[ACTIVITY] Print the whole passage about Catman word for word, without changing anything.

[READING TEXT]

In The New 52, Catman made his debut, with an updated outfit, in the December 2014 reboot of Secret Six. In the first issue of the series, he is captured by a mysterious group and is put in a strange holding cell with the new team. As Simone had promised in her earlier tweet, his bisexuality was confirmed in the issue when he is seen flirting with both a man and a woman.

==Powers and abilities==
Catman is an Olympic-level athlete and skilled hand-to-hand combatant, able to hold his own against fighters in the DC universe including Bronze Tiger, Batman, and a lion. He is also a hunter and tracker, possessing a heightened sense of smell and sight. He is also a skillful observer with the ability to notice and perceive things.

He wears razor-tipped gauntlets and uses a sharp-edged Catarang, modeled after Batman's Batarang, and a utility belt similar to Batman's. The belt frequently has a smiley face button, a trophy he claimed from a misleading pilot on a mission with the Secret Six. Catman has claimed several times, both in his early appearances and modern ones, that his cape is mystical and able to restore mortal wounds.

He was once the owner of a pet Siberian tiger named Rasputin, which was trained and helped him commit crimes. Rasputin has not been utilized in his modern appearances to date.

Cover to Batman: Legends of the Dark Knight#46, art by Russ Heath.

== Other versions ==

- An alternate version of Catman, Selina Kyle's brother Karl Kyle, is a burglar motivated to steal by an intense sibling rivalry with his sister.
- An alternate version of Catman appears in Batman: Legends of the Dark Knight. This version is a serial killer who wields knife-like claws.
- An alternate timeline version of Catman appears in the Flashpoint event. This version is the leader of a South African resistance before being killed by Gorilla Grodd.

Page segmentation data
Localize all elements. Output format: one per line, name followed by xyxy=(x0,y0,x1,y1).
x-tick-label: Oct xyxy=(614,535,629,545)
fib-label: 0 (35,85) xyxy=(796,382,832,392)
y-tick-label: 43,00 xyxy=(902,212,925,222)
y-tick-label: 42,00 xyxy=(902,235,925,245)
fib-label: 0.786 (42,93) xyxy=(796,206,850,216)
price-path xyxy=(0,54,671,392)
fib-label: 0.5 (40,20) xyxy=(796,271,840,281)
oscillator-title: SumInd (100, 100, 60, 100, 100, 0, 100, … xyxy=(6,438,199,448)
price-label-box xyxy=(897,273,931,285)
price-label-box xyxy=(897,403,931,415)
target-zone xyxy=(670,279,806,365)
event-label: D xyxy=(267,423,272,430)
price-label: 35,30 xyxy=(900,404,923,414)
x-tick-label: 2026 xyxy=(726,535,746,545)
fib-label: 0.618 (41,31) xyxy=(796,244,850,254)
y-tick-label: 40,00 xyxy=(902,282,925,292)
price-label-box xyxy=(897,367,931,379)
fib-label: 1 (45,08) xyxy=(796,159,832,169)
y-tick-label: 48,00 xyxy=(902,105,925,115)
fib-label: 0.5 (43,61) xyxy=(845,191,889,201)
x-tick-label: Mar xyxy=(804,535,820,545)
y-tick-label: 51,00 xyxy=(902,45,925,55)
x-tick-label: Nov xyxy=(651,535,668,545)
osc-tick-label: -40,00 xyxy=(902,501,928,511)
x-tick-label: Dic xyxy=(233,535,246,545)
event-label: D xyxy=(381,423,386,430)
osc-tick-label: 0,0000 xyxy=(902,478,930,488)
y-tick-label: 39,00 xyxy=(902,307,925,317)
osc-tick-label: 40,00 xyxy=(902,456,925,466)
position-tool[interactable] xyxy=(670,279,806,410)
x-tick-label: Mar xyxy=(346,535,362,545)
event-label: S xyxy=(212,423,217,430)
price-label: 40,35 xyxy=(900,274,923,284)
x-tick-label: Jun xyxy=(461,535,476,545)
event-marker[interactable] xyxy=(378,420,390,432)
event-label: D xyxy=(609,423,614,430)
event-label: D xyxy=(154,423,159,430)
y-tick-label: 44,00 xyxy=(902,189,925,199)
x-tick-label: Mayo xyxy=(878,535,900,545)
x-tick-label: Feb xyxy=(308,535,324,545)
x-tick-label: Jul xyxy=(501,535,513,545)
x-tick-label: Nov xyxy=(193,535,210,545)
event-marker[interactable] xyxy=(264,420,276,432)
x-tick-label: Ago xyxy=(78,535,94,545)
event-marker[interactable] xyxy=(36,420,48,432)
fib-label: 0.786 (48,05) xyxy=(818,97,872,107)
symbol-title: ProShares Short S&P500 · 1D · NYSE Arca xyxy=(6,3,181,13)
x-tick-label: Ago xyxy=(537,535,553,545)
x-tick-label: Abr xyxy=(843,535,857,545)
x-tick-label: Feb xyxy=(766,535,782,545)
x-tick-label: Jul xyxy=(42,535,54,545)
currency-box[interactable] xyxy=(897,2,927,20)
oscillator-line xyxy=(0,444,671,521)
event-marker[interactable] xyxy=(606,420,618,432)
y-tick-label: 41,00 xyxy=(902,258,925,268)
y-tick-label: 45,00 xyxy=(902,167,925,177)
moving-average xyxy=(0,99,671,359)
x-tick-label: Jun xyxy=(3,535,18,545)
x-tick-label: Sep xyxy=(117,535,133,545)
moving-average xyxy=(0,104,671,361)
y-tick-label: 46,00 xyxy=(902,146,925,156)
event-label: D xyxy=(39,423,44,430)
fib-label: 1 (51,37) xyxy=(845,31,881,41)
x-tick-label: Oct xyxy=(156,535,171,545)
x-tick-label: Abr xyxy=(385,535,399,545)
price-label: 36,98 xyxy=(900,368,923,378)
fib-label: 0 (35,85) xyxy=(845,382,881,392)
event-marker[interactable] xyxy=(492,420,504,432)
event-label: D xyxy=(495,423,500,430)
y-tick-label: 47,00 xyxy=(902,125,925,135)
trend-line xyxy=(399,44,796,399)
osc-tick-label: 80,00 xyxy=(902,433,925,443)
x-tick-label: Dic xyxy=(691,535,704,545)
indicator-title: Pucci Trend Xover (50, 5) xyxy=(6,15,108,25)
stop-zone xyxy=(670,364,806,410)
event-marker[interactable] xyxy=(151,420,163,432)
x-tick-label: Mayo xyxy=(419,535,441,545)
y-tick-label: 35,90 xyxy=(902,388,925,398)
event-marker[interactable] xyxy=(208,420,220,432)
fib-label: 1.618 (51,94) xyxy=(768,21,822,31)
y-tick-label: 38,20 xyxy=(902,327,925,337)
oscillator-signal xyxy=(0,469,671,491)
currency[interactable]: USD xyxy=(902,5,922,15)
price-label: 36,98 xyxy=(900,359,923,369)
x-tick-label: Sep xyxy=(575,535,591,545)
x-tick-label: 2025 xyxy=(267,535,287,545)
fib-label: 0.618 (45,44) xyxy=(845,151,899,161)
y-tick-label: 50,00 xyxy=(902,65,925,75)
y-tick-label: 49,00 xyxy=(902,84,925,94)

[COMPLETED EXERCISE]
In The New 52, Catman made his debut, with an updated outfit, in the December 2014 reboot of Secret Six. In the first issue of the series, he is captured by a mysterious group and is put in a strange holding cell with the new team. As Simone had promised in her earlier tweet, his bisexuality was confirmed in the issue when he is seen flirting with both a man and a woman.

==Powers and abilities==
Catman is an Olympic-level athlete and skilled hand-to-hand combatant, able to hold his own against fighters in the DC universe including Bronze Tiger, Batman, and a lion. He is also a hunter and tracker, possessing a heightened sense of smell and sight. He is also a skillful observer with the ability to notice and perceive things.

He wears razor-tipped gauntlets and uses a sharp-edged Catarang, modeled after Batman's Batarang, and a utility belt similar to Batman's. The belt frequently has a smiley face button, a trophy he claimed from a misleading pilot on a mission with the Secret Six. Catman has claimed several times, both in his early appearances and modern ones, that his cape is mystical and able to restore mortal wounds.

He was once the owner of a pet Siberian tiger named Rasputin, which was trained and helped him commit crimes. Rasputin has not been utilized in his modern appearances to date.

Cover to Batman: Legends of the Dark Knight#46, art by Russ Heath.

== Other versions ==

- An alternate version of Catman, Selina Kyle's brother Karl Kyle, is a burglar motivated to steal by an intense sibling rivalry with his sister.
- An alternate version of Catman appears in Batman: Legends of the Dark Knight. This version is a serial killer who wields knife-like claws.
- An alternate timeline version of Catman appears in the Flashpoint event. This version is the leader of a South African resistance before being killed by Gorilla Grodd.